### Directive
Retype the rows below exactly, beginning at the line that contains "225, 902, 230]" and stopping after the line that contains "57, 744, 73]".
==== Record extracts
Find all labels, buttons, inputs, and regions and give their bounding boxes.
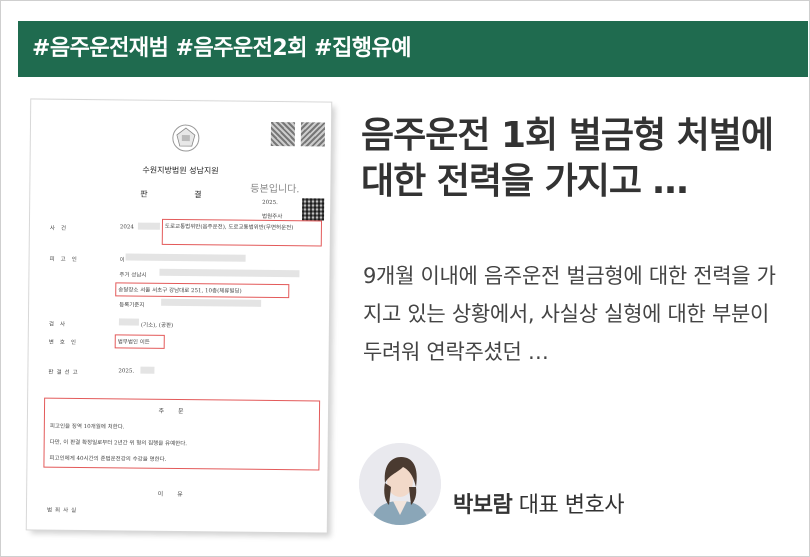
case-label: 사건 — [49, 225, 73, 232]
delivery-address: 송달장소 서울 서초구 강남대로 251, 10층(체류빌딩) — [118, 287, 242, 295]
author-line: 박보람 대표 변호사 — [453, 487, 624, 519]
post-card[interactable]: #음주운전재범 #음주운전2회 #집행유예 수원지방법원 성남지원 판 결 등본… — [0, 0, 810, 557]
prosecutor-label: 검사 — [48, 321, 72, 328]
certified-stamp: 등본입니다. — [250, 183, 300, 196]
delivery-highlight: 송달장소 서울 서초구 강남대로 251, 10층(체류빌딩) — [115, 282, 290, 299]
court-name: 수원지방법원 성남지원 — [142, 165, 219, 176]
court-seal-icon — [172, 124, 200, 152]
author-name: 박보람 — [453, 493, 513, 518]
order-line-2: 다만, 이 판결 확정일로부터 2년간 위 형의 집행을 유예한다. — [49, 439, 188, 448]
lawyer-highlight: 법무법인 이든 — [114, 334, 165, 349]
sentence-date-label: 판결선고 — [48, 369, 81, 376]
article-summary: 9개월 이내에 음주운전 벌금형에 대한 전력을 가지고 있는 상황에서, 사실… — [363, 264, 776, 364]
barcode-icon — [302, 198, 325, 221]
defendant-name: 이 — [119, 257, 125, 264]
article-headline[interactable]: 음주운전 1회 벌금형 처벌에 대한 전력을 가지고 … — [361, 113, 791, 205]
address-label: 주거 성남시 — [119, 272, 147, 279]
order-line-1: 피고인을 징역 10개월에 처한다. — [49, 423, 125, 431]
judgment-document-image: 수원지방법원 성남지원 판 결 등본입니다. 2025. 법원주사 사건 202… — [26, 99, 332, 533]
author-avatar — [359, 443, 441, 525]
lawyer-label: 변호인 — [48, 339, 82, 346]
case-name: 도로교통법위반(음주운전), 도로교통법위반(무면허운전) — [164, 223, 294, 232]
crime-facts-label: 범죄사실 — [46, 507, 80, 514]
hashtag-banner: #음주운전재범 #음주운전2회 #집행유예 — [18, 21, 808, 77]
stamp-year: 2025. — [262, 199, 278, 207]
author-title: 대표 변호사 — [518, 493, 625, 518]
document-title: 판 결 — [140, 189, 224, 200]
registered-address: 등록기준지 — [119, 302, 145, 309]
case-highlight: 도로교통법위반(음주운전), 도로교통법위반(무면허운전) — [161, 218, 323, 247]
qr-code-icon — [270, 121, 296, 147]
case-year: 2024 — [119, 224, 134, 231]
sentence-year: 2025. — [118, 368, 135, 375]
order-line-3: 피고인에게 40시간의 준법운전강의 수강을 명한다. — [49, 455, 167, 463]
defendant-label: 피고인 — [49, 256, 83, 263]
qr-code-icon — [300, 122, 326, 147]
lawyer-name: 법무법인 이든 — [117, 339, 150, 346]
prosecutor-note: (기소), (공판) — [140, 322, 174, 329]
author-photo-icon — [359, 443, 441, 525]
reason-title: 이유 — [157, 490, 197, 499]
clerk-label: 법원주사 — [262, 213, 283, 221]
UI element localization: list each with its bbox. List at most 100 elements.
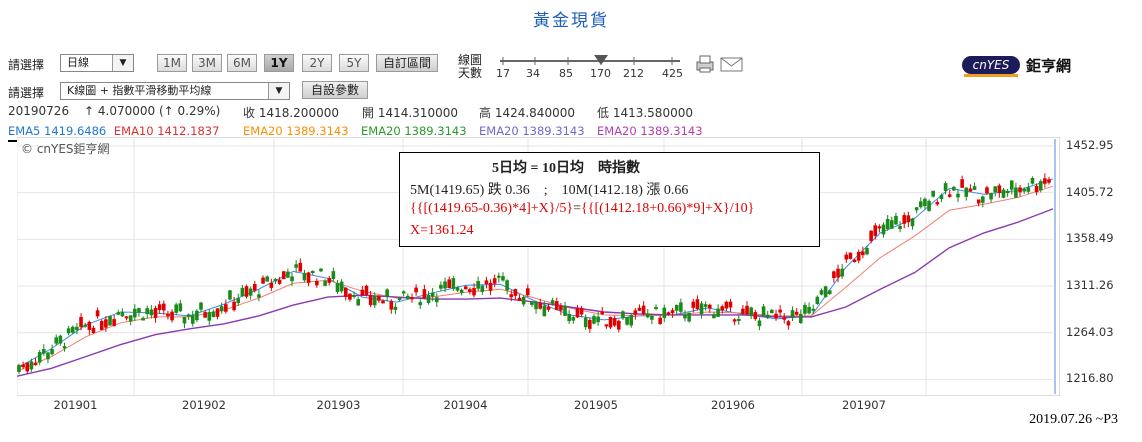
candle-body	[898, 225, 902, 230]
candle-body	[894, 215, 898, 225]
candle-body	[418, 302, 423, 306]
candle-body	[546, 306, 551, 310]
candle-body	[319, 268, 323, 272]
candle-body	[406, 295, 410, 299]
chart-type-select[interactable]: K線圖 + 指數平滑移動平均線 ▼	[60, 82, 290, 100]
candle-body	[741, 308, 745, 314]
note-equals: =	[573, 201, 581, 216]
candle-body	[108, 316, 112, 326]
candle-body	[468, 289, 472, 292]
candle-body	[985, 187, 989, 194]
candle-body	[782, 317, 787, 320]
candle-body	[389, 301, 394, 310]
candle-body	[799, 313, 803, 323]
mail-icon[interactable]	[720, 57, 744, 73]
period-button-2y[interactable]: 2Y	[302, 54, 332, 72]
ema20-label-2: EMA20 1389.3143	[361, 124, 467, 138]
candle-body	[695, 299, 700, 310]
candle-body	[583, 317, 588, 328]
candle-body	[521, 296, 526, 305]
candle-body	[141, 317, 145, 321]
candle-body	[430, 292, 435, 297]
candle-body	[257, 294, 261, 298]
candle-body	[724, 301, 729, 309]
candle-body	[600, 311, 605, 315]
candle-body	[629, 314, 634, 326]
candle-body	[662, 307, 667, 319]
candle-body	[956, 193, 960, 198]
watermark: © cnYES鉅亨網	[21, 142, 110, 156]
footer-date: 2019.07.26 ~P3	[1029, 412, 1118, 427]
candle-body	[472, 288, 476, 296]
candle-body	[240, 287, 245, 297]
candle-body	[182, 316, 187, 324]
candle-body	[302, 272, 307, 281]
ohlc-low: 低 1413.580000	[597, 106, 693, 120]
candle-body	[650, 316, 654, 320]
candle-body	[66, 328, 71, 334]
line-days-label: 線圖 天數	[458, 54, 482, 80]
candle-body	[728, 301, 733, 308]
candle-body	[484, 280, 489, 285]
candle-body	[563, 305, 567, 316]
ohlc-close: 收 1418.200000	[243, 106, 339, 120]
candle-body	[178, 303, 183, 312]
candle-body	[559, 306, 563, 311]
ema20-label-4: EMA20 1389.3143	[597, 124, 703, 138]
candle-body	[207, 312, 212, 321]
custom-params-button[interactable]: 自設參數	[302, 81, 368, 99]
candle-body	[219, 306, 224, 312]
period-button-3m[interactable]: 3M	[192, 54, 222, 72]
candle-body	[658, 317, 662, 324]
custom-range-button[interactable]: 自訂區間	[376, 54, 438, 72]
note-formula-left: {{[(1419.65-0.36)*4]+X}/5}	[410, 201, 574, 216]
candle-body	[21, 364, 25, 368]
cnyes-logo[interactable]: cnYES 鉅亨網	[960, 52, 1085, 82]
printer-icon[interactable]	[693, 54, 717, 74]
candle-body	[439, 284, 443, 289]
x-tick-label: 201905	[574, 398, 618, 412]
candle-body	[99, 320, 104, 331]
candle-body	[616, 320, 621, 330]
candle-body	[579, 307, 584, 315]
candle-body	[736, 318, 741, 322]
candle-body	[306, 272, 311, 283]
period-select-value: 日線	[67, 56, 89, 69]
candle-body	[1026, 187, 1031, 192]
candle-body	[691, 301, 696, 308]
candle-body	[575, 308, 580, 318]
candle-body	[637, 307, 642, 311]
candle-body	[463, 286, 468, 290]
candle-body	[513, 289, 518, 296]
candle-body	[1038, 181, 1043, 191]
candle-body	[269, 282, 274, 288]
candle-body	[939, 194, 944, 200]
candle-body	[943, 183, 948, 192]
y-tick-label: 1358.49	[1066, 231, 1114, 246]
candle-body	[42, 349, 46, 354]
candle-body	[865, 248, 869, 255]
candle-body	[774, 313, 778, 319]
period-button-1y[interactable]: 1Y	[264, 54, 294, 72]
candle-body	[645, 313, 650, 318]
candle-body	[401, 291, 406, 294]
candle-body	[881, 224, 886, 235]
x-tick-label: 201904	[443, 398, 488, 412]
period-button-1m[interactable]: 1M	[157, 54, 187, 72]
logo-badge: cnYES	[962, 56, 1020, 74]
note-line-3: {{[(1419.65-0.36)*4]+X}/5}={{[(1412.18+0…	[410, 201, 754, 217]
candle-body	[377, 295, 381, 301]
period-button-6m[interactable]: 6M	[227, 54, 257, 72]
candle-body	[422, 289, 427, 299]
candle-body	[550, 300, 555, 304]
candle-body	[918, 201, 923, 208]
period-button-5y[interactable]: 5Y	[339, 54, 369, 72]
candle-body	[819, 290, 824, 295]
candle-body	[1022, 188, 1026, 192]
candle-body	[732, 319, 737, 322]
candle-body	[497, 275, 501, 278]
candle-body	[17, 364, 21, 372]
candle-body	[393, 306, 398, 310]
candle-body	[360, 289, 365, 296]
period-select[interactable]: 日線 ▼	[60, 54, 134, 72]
========
### Exercise result
candle-body	[898, 225, 902, 230]
candle-body	[894, 215, 898, 225]
candle-body	[418, 302, 423, 306]
candle-body	[546, 306, 551, 310]
candle-body	[319, 268, 323, 272]
candle-body	[406, 295, 410, 299]
chart-type-select[interactable]: K線圖 + 指數平滑移動平均線 ▼	[60, 82, 290, 100]
candle-body	[741, 308, 745, 314]
note-equals: =	[573, 201, 581, 216]
candle-body	[108, 316, 112, 326]
candle-body	[468, 289, 472, 292]
candle-body	[985, 187, 989, 194]
candle-body	[782, 317, 787, 320]
candle-body	[389, 301, 394, 310]
candle-body	[799, 313, 803, 323]
mail-icon[interactable]	[720, 57, 744, 73]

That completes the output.